● **Problem**
Read the listing and extract each line that includes the word "this".

● **Source records**

--- --- ---

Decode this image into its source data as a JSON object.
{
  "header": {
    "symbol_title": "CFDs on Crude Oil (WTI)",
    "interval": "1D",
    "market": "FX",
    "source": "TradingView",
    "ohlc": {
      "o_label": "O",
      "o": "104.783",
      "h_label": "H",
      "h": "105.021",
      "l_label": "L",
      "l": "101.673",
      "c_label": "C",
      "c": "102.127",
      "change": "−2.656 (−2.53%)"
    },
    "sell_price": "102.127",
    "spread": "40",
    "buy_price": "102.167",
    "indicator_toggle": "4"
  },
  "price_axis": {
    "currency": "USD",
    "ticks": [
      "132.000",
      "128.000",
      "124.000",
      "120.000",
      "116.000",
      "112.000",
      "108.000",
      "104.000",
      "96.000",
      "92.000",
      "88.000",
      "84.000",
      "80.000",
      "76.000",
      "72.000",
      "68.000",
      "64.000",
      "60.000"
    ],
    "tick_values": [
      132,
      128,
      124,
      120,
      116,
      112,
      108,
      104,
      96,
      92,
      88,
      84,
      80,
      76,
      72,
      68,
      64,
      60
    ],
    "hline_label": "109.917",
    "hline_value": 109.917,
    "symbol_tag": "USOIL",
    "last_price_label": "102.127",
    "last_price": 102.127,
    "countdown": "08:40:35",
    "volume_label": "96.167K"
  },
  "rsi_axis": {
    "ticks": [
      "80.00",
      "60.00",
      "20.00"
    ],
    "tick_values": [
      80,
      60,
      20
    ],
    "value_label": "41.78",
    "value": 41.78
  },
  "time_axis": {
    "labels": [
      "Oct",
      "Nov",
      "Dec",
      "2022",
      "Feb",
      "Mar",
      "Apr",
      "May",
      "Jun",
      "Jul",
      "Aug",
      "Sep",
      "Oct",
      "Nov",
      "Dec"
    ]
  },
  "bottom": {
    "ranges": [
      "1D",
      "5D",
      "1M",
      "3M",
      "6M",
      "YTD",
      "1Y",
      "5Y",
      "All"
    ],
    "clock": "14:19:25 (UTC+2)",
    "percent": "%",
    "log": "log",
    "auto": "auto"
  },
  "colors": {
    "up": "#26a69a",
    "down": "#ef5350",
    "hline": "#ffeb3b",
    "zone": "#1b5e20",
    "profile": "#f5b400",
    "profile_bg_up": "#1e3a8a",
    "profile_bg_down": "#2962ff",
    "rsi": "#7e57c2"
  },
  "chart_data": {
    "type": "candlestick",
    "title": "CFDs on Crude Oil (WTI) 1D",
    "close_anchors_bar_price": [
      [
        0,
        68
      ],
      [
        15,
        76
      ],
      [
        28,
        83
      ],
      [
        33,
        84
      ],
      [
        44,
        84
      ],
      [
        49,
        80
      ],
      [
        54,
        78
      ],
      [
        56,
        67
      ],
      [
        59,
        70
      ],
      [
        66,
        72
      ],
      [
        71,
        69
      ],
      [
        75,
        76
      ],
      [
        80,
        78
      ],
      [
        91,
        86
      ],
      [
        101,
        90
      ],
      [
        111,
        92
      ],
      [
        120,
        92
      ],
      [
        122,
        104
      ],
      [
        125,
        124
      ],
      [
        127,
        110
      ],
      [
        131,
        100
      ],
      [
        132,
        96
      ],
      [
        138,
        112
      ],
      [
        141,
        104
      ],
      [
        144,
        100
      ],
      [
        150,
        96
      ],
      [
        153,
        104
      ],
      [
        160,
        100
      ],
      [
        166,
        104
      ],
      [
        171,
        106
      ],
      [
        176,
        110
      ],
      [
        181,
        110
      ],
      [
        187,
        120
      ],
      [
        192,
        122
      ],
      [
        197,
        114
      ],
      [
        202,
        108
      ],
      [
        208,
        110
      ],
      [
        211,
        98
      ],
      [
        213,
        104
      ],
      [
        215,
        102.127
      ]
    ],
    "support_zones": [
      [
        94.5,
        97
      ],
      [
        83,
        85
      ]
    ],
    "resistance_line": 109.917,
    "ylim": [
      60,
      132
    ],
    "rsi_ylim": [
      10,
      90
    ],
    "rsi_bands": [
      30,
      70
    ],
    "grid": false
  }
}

--- --- ---

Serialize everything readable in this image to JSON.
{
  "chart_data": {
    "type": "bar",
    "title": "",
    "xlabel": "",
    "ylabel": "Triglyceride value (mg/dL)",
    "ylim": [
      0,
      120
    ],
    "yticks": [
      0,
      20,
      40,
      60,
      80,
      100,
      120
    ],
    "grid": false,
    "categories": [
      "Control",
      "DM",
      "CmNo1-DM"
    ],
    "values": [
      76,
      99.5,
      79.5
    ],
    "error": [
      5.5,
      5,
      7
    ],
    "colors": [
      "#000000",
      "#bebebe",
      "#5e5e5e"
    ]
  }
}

--- --- ---

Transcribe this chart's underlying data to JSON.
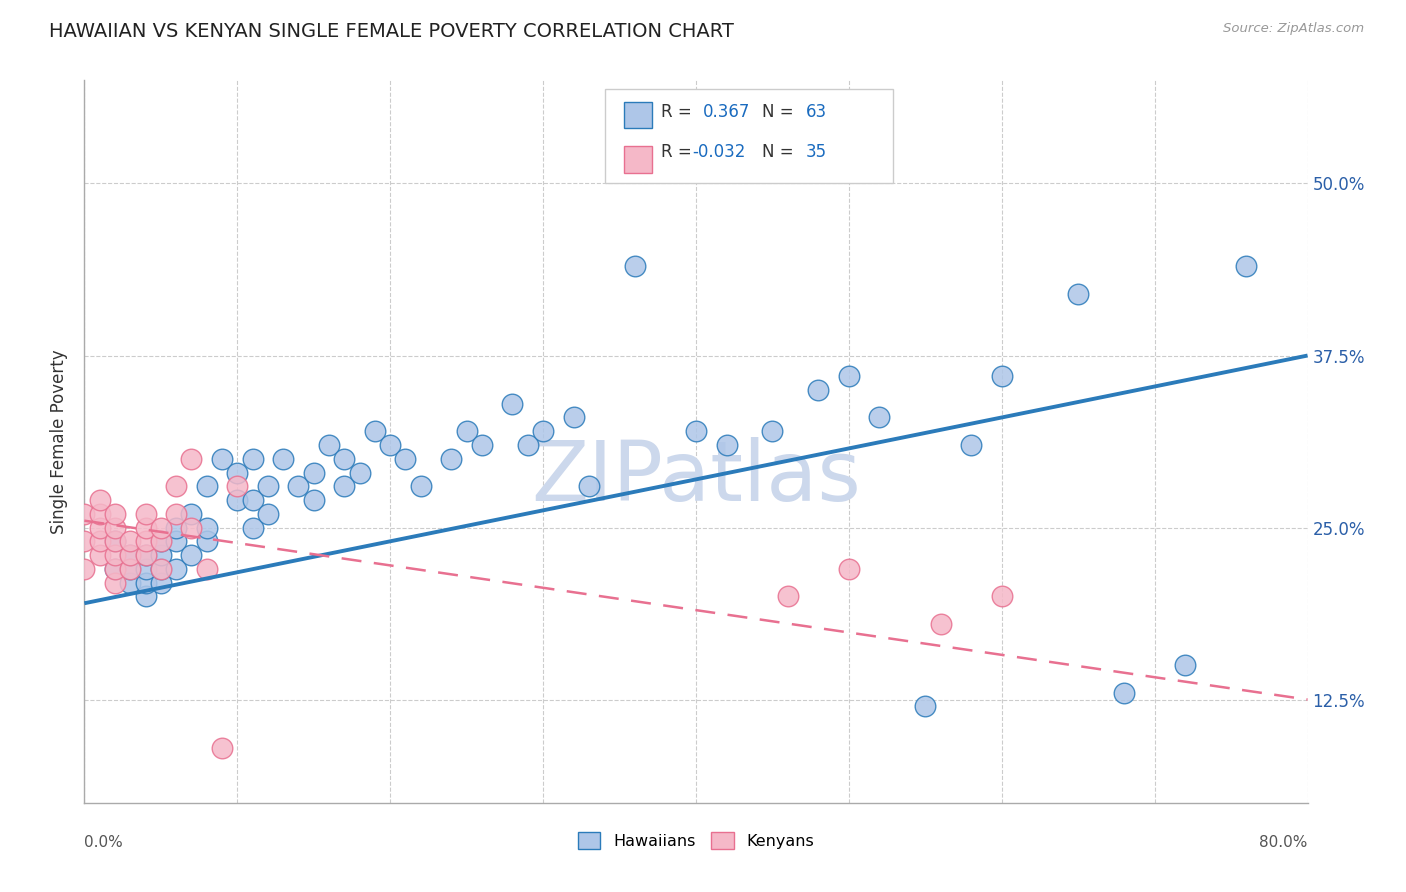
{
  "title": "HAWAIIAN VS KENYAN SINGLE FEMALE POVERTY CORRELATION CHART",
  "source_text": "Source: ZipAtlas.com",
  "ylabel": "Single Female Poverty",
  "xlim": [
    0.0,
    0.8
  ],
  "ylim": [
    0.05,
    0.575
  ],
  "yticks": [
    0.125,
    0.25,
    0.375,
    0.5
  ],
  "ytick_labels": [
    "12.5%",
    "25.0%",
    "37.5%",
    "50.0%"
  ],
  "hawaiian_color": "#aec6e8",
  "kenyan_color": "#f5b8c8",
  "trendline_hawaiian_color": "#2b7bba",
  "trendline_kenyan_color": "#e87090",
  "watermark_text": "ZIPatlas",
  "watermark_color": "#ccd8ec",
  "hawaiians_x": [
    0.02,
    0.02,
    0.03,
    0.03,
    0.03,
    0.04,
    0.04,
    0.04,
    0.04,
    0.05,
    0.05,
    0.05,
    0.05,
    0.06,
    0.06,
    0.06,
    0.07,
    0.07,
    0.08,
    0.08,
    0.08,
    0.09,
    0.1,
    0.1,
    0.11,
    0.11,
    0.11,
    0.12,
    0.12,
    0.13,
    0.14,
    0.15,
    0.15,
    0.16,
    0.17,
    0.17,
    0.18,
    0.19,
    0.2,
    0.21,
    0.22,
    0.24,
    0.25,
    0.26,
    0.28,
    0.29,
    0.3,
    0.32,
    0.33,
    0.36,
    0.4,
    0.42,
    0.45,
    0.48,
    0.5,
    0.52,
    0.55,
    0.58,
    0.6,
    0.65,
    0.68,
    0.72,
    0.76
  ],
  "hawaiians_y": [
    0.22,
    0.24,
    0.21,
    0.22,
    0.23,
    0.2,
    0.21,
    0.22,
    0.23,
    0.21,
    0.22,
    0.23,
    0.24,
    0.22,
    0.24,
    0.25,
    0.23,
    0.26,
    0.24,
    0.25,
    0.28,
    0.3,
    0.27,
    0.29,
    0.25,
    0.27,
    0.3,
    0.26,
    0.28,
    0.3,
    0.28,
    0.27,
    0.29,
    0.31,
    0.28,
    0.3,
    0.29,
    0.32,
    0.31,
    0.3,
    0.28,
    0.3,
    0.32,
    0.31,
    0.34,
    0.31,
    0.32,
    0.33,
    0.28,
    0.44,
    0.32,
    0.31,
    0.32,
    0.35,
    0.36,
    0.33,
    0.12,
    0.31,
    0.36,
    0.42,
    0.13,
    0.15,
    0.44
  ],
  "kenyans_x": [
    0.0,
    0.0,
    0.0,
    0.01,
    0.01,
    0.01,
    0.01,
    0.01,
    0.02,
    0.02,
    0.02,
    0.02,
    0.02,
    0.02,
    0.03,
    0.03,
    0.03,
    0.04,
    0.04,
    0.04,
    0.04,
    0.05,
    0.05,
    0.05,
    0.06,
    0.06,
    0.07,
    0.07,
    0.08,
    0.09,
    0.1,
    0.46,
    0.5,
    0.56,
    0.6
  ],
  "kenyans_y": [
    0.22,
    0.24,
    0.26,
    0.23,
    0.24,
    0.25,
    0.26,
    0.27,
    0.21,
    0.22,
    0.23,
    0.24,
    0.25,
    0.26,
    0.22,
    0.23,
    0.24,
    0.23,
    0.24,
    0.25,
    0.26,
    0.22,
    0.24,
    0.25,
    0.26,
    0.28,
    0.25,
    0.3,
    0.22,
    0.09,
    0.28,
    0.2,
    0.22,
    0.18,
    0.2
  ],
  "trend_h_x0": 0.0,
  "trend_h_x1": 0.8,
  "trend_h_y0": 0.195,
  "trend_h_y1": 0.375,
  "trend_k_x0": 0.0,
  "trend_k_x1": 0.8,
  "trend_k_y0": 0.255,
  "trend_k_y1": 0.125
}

--- --- ---

● **The reply**
Decode this image into its source data as a JSON object.
Serialize everything readable in this image to JSON.
Transcribe this chart's underlying data to JSON.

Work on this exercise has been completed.